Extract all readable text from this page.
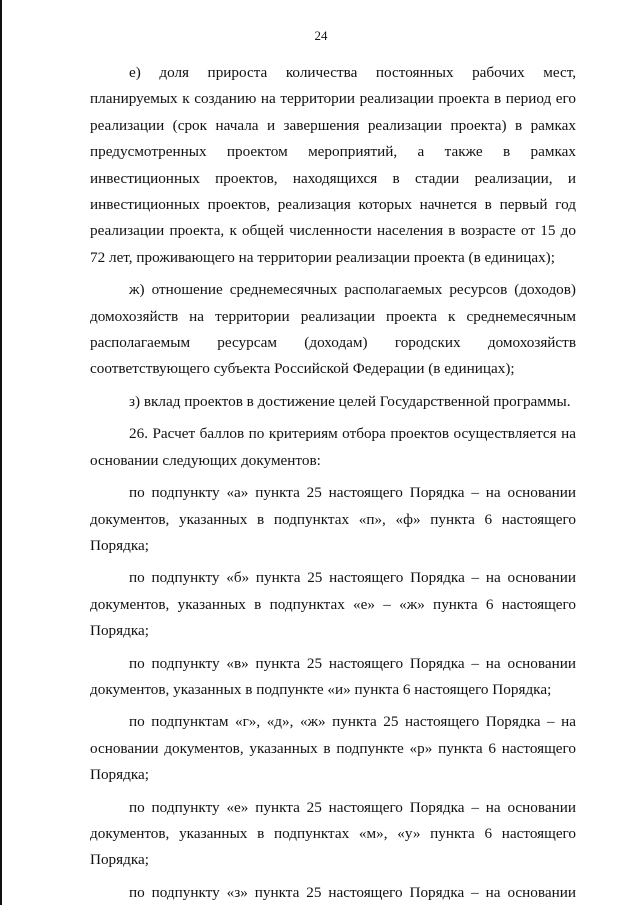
24

е) доля прироста количества постоянных рабочих мест, планируемых к созданию на территории реализации проекта в период его реализации (срок начала и завершения реализации проекта) в рамках предусмотренных проектом мероприятий, а также в рамках инвестиционных проектов, находящихся в стадии реализации, и инвестиционных проектов, реализация которых начнется в первый год реализации проекта, к общей численности населения в возрасте от 15 до 72 лет, проживающего на территории реализации проекта (в единицах);

ж) отношение среднемесячных располагаемых ресурсов (доходов) домохозяйств на территории реализации проекта к среднемесячным располагаемым ресурсам (доходам) городских домохозяйств соответствующего субъекта Российской Федерации (в единицах);

з) вклад проектов в достижение целей Государственной программы.

26. Расчет баллов по критериям отбора проектов осуществляется на основании следующих документов:

по подпункту «а» пункта 25 настоящего Порядка – на основании документов, указанных в подпунктах «п», «ф» пункта 6 настоящего Порядка;

по подпункту «б» пункта 25 настоящего Порядка – на основании документов, указанных в подпунктах «е» – «ж» пункта 6 настоящего Порядка;

по подпункту «в» пункта 25 настоящего Порядка – на основании документов, указанных в подпункте «и» пункта 6 настоящего Порядка;

по подпунктам «г», «д», «ж» пункта 25 настоящего Порядка – на основании документов, указанных в подпункте «р» пункта 6 настоящего Порядка;

по подпункту «е» пункта 25 настоящего Порядка – на основании документов, указанных в подпунктах «м», «у» пункта 6 настоящего Порядка;

по подпункту «з» пункта 25 настоящего Порядка – на основании
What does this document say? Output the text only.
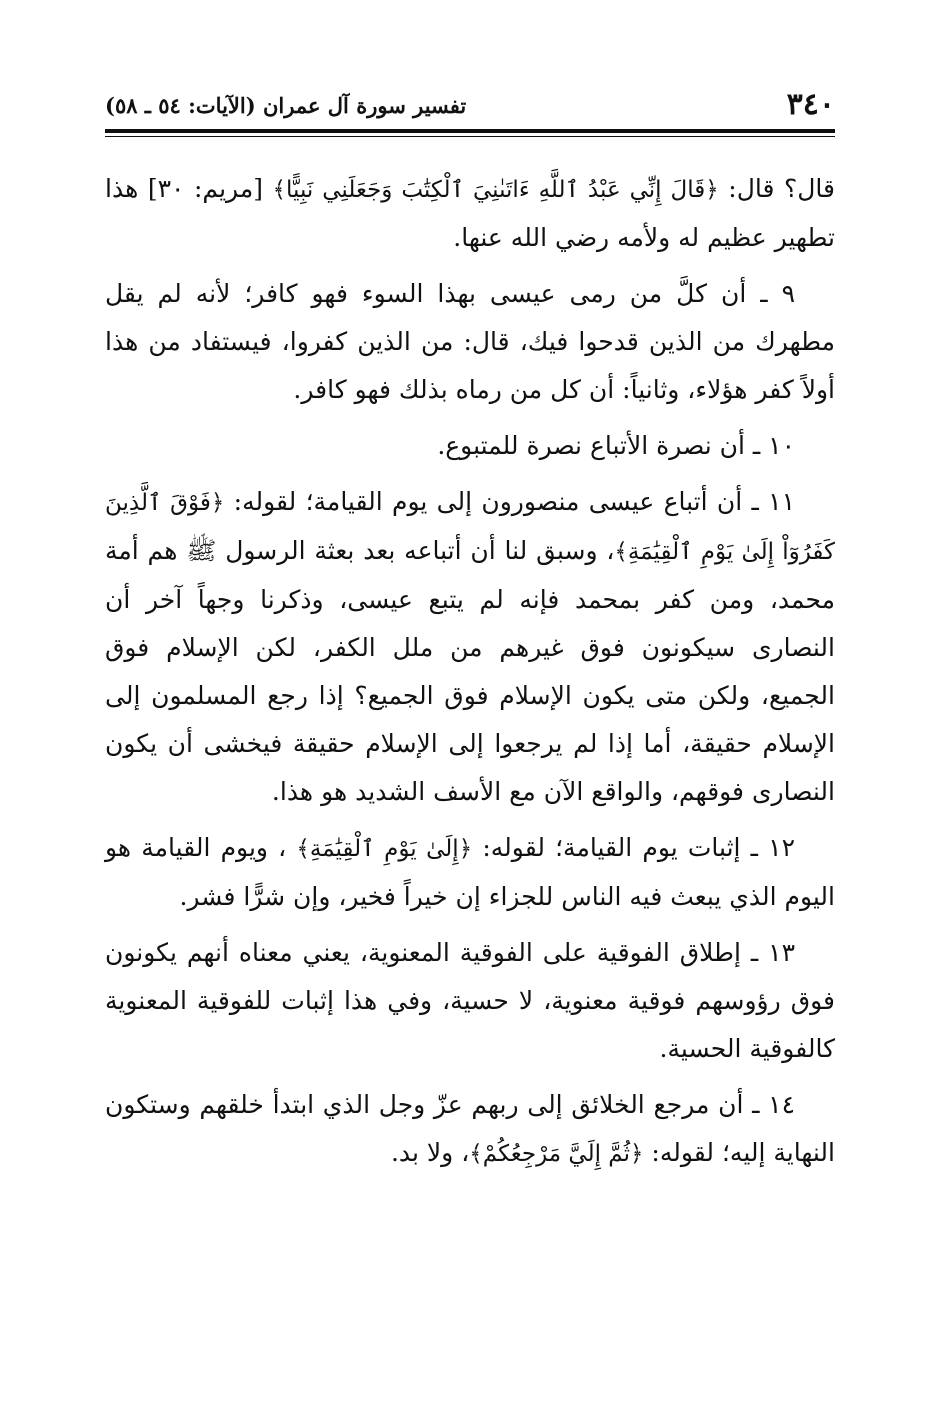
٣٤٠
تفسير سورة آل عمران (الآيات: ٥٤ ـ ٥٨)

قال؟ قال: ﴿قَالَ إِنِّي عَبْدُ ٱللَّهِ ءَاتَىٰنِيَ ٱلْكِتَٰبَ وَجَعَلَنِي نَبِيًّا﴾ [مريم: ٣٠] هذا تطهير عظيم له ولأمه رضي الله عنها.

٩ ـ أن كلَّ من رمى عيسى بهذا السوء فهو كافر؛ لأنه لم يقل مطهرك من الذين قدحوا فيك، قال: من الذين كفروا، فيستفاد من هذا أولاً كفر هؤلاء، وثانياً: أن كل من رماه بذلك فهو كافر.

١٠ ـ أن نصرة الأتباع نصرة للمتبوع.

١١ ـ أن أتباع عيسى منصورون إلى يوم القيامة؛ لقوله: ﴿فَوْقَ ٱلَّذِينَ كَفَرُوٓاْ إِلَىٰ يَوْمِ ٱلْقِيَٰمَةِ﴾، وسبق لنا أن أتباعه بعد بعثة الرسول ﷺ هم أمة محمد، ومن كفر بمحمد فإنه لم يتبع عيسى، وذكرنا وجهاً آخر أن النصارى سيكونون فوق غيرهم من ملل الكفر، لكن الإسلام فوق الجميع، ولكن متى يكون الإسلام فوق الجميع؟ إذا رجع المسلمون إلى الإسلام حقيقة، أما إذا لم يرجعوا إلى الإسلام حقيقة فيخشى أن يكون النصارى فوقهم، والواقع الآن مع الأسف الشديد هو هذا.

١٢ ـ إثبات يوم القيامة؛ لقوله: ﴿إِلَىٰ يَوْمِ ٱلْقِيَٰمَةِ﴾ ، ويوم القيامة هو اليوم الذي يبعث فيه الناس للجزاء إن خيراً فخير، وإن شرًّا فشر.

١٣ ـ إطلاق الفوقية على الفوقية المعنوية، يعني معناه أنهم يكونون فوق رؤوسهم فوقية معنوية، لا حسية، وفي هذا إثبات للفوقية المعنوية كالفوقية الحسية.

١٤ ـ أن مرجع الخلائق إلى ربهم عزّ وجل الذي ابتدأ خلقهم وستكون النهاية إليه؛ لقوله: ﴿ثُمَّ إِلَيَّ مَرْجِعُكُمْ﴾، ولا بد.
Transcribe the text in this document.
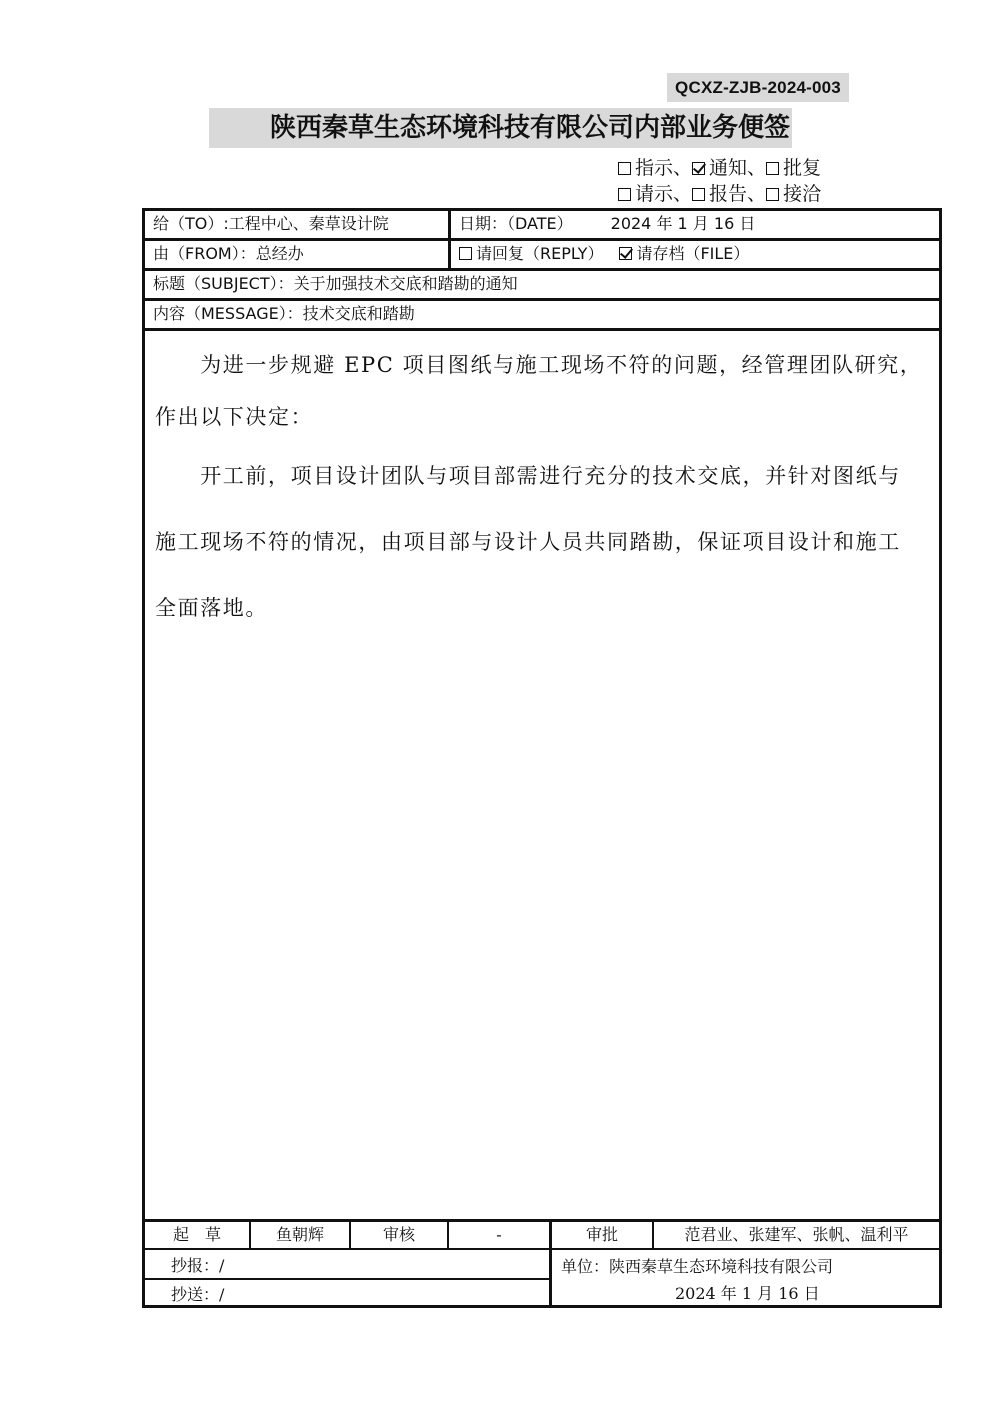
QCXZ-ZJB-2024-003
陕西秦草生态环境科技有限公司内部业务便签
指示、 通知、 批复
请示、 报告、 接洽
给（TO）:工程中心、秦草设计院	日期：（DATE） 2024 年 1 月 16 日
由（FROM）：总经办	请回复（REPLY） 请存档（FILE）
标题（SUBJECT）：关于加强技术交底和踏勘的通知
内容（MESSAGE）：技术交底和踏勘
　　为进一步规避 EPC 项目图纸与施工现场不符的问题，经管理团队研究，
作出以下决定：
　　开工前，项目设计团队与项目部需进行充分的技术交底，并针对图纸与
施工现场不符的情况，由项目部与设计人员共同踏勘，保证项目设计和施工
全面落地。
起　草	鱼朝辉	审核	-	审批	范君业、张建军、张帆、温利平
抄报：/
抄送：/
单位：陕西秦草生态环境科技有限公司
2024 年 1 月 16 日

_ _ _

§ **What is required**:
Print the complete listing exactly as it stands, without its pictures.

§ **Correct answer**:
Extract all readable text from this page.
24

е) доля прироста количества постоянных рабочих мест, планируемых к созданию на территории реализации проекта в период его реализации (срок начала и завершения реализации проекта) в рамках предусмотренных проектом мероприятий, а также в рамках инвестиционных проектов, находящихся в стадии реализации, и инвестиционных проектов, реализация которых начнется в первый год реализации проекта, к общей численности населения в возрасте от 15 до 72 лет, проживающего на территории реализации проекта (в единицах);

ж) отношение среднемесячных располагаемых ресурсов (доходов) домохозяйств на территории реализации проекта к среднемесячным располагаемым ресурсам (доходам) городских домохозяйств соответствующего субъекта Российской Федерации (в единицах);

з) вклад проектов в достижение целей Государственной программы.

26. Расчет баллов по критериям отбора проектов осуществляется на основании следующих документов:

по подпункту «а» пункта 25 настоящего Порядка – на основании документов, указанных в подпунктах «п», «ф» пункта 6 настоящего Порядка;

по подпункту «б» пункта 25 настоящего Порядка – на основании документов, указанных в подпунктах «е» – «ж» пункта 6 настоящего Порядка;

по подпункту «в» пункта 25 настоящего Порядка – на основании документов, указанных в подпункте «и» пункта 6 настоящего Порядка;

по подпунктам «г», «д», «ж» пункта 25 настоящего Порядка – на основании документов, указанных в подпункте «р» пункта 6 настоящего Порядка;

по подпункту «е» пункта 25 настоящего Порядка – на основании документов, указанных в подпунктах «м», «у» пункта 6 настоящего Порядка;

по подпункту «з» пункта 25 настоящего Порядка – на основании
What does this document say? Output the text only.
٣٤٠
تفسير سورة آل عمران (الآيات: ٥٤ ـ ٥٨)

قال؟ قال: ﴿قَالَ إِنِّي عَبْدُ ٱللَّهِ ءَاتَىٰنِيَ ٱلْكِتَٰبَ وَجَعَلَنِي نَبِيًّا﴾ [مريم: ٣٠] هذا تطهير عظيم له ولأمه رضي الله عنها.

٩ ـ أن كلَّ من رمى عيسى بهذا السوء فهو كافر؛ لأنه لم يقل مطهرك من الذين قدحوا فيك، قال: من الذين كفروا، فيستفاد من هذا أولاً كفر هؤلاء، وثانياً: أن كل من رماه بذلك فهو كافر.

١٠ ـ أن نصرة الأتباع نصرة للمتبوع.

١١ ـ أن أتباع عيسى منصورون إلى يوم القيامة؛ لقوله: ﴿فَوْقَ ٱلَّذِينَ كَفَرُوٓاْ إِلَىٰ يَوْمِ ٱلْقِيَٰمَةِ﴾، وسبق لنا أن أتباعه بعد بعثة الرسول ﷺ هم أمة محمد، ومن كفر بمحمد فإنه لم يتبع عيسى، وذكرنا وجهاً آخر أن النصارى سيكونون فوق غيرهم من ملل الكفر، لكن الإسلام فوق الجميع، ولكن متى يكون الإسلام فوق الجميع؟ إذا رجع المسلمون إلى الإسلام حقيقة، أما إذا لم يرجعوا إلى الإسلام حقيقة فيخشى أن يكون النصارى فوقهم، والواقع الآن مع الأسف الشديد هو هذا.

١٢ ـ إثبات يوم القيامة؛ لقوله: ﴿إِلَىٰ يَوْمِ ٱلْقِيَٰمَةِ﴾ ، ويوم القيامة هو اليوم الذي يبعث فيه الناس للجزاء إن خيراً فخير، وإن شرًّا فشر.

١٣ ـ إطلاق الفوقية على الفوقية المعنوية، يعني معناه أنهم يكونون فوق رؤوسهم فوقية معنوية، لا حسية، وفي هذا إثبات للفوقية المعنوية كالفوقية الحسية.

١٤ ـ أن مرجع الخلائق إلى ربهم عزّ وجل الذي ابتدأ خلقهم وستكون النهاية إليه؛ لقوله: ﴿ثُمَّ إِلَيَّ مَرْجِعُكُمْ﴾، ولا بد.
Transcribe the text in this document.
QCXZ-ZJB-2024-003
陕西秦草生态环境科技有限公司内部业务便签
指示、 通知、 批复
请示、 报告、 接洽
给（TO）:工程中心、秦草设计院	日期：（DATE） 2024 年 1 月 16 日
由（FROM）：总经办	请回复（REPLY） 请存档（FILE）
标题（SUBJECT）：关于加强技术交底和踏勘的通知
内容（MESSAGE）：技术交底和踏勘
　　为进一步规避 EPC 项目图纸与施工现场不符的问题，经管理团队研究，
作出以下决定：
　　开工前，项目设计团队与项目部需进行充分的技术交底，并针对图纸与
施工现场不符的情况，由项目部与设计人员共同踏勘，保证项目设计和施工
全面落地。
起　草	鱼朝辉	审核	-	审批	范君业、张建军、张帆、温利平
抄报：/
抄送：/
单位：陕西秦草生态环境科技有限公司
2024 年 1 月 16 日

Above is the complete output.